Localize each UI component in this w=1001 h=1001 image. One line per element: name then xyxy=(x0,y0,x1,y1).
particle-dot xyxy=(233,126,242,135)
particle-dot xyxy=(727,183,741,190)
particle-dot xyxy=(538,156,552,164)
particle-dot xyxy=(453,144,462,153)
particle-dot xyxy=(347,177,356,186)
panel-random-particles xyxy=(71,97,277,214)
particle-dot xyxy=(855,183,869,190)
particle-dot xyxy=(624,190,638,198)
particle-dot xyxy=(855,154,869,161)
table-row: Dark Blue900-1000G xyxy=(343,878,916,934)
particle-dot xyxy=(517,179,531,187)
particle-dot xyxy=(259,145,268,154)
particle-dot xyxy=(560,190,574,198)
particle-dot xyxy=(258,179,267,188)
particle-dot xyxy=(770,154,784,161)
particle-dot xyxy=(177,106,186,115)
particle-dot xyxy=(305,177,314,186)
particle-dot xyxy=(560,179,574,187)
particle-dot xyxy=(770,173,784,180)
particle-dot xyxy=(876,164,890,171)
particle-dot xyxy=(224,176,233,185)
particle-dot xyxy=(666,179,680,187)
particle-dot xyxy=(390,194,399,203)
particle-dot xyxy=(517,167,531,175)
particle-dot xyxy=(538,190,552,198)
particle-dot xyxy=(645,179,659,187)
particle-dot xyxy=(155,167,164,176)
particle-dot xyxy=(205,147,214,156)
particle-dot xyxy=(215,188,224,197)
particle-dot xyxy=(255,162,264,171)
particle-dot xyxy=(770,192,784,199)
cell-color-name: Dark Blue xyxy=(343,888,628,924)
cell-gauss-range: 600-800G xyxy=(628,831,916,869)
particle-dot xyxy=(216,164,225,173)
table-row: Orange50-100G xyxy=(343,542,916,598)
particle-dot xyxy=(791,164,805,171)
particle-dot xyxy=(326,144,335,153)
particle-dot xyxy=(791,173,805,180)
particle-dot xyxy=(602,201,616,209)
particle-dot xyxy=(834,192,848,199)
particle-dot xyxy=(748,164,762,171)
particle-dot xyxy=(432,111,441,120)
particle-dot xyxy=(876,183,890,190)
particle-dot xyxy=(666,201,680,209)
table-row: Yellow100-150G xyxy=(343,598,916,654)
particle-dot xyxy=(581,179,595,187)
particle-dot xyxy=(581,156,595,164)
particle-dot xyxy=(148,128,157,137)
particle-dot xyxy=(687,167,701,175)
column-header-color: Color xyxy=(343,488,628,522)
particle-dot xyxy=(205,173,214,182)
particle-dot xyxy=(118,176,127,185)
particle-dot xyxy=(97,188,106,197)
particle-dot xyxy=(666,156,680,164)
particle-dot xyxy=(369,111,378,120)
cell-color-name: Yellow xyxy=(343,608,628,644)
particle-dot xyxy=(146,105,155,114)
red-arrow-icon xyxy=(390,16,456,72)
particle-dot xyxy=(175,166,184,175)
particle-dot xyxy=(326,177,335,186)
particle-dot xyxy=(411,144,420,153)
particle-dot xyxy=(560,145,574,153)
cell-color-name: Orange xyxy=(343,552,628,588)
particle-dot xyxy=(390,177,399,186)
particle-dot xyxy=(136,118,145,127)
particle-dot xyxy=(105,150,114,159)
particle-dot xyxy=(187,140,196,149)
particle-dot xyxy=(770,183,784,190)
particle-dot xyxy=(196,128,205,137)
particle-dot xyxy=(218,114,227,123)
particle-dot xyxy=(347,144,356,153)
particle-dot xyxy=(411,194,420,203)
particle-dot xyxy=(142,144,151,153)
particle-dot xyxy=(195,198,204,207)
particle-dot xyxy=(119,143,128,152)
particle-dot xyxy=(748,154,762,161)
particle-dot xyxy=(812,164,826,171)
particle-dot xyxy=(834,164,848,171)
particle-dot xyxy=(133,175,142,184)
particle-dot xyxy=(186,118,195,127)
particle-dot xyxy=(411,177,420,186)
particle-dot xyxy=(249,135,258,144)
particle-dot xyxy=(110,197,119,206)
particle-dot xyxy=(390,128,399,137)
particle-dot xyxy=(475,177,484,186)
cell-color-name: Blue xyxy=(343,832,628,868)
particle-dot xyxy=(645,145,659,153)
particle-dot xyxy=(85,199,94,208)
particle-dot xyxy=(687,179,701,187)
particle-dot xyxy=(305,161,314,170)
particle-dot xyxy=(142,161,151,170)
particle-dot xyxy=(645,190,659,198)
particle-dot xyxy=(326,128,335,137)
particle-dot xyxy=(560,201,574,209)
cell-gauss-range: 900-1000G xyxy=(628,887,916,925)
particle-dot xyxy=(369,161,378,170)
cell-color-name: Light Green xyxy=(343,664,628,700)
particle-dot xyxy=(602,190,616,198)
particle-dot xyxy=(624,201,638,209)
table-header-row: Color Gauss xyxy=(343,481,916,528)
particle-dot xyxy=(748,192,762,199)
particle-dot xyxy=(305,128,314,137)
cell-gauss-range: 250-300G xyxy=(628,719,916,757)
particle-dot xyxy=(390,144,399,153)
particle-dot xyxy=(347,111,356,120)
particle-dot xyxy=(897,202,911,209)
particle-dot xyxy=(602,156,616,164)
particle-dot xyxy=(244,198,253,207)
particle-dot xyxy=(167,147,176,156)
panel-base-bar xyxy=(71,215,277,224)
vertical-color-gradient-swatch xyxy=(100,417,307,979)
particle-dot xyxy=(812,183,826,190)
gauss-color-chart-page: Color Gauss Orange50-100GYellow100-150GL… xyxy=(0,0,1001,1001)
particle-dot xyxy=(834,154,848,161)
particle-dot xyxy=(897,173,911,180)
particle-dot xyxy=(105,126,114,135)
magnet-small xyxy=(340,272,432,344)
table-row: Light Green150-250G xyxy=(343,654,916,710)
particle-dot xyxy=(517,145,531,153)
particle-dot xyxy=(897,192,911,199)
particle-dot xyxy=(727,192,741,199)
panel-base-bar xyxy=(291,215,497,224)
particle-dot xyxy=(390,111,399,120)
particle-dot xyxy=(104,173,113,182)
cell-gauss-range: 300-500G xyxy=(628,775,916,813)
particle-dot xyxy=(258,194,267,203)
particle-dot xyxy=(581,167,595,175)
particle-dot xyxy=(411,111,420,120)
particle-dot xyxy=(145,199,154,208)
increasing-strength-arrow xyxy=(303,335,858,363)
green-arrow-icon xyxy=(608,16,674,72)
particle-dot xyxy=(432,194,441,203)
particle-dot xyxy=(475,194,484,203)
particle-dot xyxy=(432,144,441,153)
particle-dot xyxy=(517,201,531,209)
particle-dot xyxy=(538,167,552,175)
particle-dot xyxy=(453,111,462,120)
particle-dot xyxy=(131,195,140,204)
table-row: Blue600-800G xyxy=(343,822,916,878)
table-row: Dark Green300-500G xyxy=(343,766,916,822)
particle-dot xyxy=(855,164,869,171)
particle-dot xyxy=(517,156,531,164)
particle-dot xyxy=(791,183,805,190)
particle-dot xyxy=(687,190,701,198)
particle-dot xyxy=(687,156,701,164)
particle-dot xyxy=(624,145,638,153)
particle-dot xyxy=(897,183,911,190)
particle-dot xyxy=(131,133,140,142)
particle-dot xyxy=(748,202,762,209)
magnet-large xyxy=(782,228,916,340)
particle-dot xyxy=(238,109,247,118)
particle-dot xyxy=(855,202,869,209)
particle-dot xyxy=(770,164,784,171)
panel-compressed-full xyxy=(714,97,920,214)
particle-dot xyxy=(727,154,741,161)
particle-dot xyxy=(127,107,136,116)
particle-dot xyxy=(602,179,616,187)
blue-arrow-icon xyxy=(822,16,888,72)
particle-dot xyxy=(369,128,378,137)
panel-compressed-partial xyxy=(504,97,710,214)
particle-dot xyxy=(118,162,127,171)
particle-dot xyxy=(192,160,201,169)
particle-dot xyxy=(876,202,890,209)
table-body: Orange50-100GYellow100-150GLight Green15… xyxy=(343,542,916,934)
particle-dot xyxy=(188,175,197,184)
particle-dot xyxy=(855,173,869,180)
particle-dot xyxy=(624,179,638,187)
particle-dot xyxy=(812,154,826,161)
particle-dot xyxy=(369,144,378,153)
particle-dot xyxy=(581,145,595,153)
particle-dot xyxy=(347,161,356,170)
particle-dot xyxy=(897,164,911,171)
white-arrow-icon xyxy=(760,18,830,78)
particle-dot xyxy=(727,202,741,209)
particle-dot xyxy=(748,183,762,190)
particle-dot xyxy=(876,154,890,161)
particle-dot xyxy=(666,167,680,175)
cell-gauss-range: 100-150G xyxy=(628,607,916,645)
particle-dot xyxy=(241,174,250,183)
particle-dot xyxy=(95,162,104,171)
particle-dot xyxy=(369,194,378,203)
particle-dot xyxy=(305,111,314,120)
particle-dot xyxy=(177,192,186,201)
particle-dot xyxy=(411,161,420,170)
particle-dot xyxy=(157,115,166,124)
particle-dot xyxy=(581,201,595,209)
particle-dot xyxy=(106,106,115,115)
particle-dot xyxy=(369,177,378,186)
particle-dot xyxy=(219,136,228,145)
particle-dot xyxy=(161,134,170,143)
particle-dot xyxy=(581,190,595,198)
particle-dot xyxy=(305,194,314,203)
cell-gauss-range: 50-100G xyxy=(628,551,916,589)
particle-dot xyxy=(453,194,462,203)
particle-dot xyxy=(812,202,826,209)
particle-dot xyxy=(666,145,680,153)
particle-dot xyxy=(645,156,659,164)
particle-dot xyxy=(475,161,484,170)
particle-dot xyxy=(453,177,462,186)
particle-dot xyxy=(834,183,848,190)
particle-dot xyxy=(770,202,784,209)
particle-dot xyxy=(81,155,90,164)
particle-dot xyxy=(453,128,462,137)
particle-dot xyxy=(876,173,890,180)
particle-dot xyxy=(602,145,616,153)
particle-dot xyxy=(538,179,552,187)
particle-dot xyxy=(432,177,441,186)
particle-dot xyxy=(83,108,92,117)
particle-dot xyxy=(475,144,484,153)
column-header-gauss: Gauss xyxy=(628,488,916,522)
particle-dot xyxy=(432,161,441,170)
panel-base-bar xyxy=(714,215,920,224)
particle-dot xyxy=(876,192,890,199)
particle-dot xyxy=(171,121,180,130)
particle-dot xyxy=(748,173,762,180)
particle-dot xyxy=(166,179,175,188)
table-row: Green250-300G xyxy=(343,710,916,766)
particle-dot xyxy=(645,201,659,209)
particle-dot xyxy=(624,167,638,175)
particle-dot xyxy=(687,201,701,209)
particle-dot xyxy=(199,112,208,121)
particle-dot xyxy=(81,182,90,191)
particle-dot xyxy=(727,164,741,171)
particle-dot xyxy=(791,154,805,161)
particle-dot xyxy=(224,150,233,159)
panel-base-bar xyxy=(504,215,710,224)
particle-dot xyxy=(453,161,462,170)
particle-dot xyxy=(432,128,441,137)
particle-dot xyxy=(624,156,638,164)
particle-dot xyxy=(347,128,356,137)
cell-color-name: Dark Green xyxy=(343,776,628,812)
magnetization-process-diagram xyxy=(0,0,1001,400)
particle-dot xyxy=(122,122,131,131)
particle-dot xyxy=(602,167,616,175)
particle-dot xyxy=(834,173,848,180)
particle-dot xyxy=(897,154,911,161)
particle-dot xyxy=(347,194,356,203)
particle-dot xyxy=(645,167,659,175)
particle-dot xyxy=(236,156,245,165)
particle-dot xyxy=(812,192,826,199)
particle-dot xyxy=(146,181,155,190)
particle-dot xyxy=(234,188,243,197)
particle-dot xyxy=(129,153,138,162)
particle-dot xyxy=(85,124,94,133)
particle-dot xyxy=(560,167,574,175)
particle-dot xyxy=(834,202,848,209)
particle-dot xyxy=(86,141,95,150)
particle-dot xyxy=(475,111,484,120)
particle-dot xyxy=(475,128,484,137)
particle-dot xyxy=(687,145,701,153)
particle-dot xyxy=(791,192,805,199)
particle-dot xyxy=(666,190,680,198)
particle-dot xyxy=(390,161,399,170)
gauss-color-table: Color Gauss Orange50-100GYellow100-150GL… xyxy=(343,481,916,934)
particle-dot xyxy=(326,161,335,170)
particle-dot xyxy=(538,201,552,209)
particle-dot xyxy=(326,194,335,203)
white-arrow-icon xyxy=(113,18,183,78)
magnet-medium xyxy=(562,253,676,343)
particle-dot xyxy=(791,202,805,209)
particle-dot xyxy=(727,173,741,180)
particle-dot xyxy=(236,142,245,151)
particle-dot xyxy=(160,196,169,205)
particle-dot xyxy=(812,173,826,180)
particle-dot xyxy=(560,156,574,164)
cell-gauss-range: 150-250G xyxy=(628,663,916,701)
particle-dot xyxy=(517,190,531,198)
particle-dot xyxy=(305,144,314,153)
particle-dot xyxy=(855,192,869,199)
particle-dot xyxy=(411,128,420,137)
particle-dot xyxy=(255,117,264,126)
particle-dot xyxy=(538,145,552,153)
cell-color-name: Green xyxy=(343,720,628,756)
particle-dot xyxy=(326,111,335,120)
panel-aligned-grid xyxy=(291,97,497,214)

----

WRITTEN REQUEST - Copy out the entries word for word, from the first line down through the line containing "particle-dot xyxy=(770,192,784,199)", including both ends.

TASK SOLUTION -
Localize each UI component in this w=1001 h=1001 image. One line per element: name then xyxy=(x0,y0,x1,y1).
particle-dot xyxy=(233,126,242,135)
particle-dot xyxy=(727,183,741,190)
particle-dot xyxy=(538,156,552,164)
particle-dot xyxy=(453,144,462,153)
particle-dot xyxy=(347,177,356,186)
panel-random-particles xyxy=(71,97,277,214)
particle-dot xyxy=(855,183,869,190)
particle-dot xyxy=(624,190,638,198)
particle-dot xyxy=(855,154,869,161)
table-row: Dark Blue900-1000G xyxy=(343,878,916,934)
particle-dot xyxy=(517,179,531,187)
particle-dot xyxy=(259,145,268,154)
particle-dot xyxy=(560,190,574,198)
particle-dot xyxy=(258,179,267,188)
particle-dot xyxy=(770,154,784,161)
particle-dot xyxy=(177,106,186,115)
particle-dot xyxy=(305,177,314,186)
particle-dot xyxy=(560,179,574,187)
particle-dot xyxy=(770,173,784,180)
particle-dot xyxy=(876,164,890,171)
particle-dot xyxy=(224,176,233,185)
particle-dot xyxy=(666,179,680,187)
particle-dot xyxy=(390,194,399,203)
particle-dot xyxy=(517,167,531,175)
particle-dot xyxy=(538,190,552,198)
particle-dot xyxy=(645,179,659,187)
particle-dot xyxy=(155,167,164,176)
particle-dot xyxy=(205,147,214,156)
particle-dot xyxy=(215,188,224,197)
particle-dot xyxy=(255,162,264,171)
particle-dot xyxy=(770,192,784,199)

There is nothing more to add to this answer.